— start of Extracted information —

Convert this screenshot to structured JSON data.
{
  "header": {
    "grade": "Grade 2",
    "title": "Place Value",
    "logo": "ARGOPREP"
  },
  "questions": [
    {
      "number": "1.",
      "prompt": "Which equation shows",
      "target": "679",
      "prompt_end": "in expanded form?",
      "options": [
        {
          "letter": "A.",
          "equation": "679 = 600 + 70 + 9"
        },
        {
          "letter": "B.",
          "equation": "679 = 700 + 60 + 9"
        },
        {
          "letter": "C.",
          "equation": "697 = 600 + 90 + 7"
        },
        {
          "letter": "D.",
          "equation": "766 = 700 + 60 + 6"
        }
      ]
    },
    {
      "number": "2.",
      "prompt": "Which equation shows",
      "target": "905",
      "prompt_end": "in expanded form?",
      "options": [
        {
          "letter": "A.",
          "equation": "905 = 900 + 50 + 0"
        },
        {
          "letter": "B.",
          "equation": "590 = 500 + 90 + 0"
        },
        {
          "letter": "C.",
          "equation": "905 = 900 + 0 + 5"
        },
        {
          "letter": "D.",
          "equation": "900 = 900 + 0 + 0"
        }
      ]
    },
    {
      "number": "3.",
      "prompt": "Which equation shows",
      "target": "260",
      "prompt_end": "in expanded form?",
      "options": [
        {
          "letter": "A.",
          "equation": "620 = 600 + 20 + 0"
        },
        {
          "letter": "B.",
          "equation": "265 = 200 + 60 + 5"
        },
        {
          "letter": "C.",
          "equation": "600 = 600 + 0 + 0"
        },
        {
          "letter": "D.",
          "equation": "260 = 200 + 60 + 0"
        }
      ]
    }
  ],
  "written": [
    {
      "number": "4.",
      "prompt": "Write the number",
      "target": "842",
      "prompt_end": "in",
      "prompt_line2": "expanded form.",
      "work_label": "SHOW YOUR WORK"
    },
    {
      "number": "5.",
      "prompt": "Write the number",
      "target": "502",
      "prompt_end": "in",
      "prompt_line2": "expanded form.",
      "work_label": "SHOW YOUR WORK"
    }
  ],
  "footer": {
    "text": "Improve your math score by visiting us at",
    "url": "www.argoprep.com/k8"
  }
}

— end of Extracted information —

■ Task objective
Show every line above in which the word "target" occurs.

■ The completed task
      "target": "679",
      "target": "905",
      "target": "260",
      "target": "842",
      "target": "502",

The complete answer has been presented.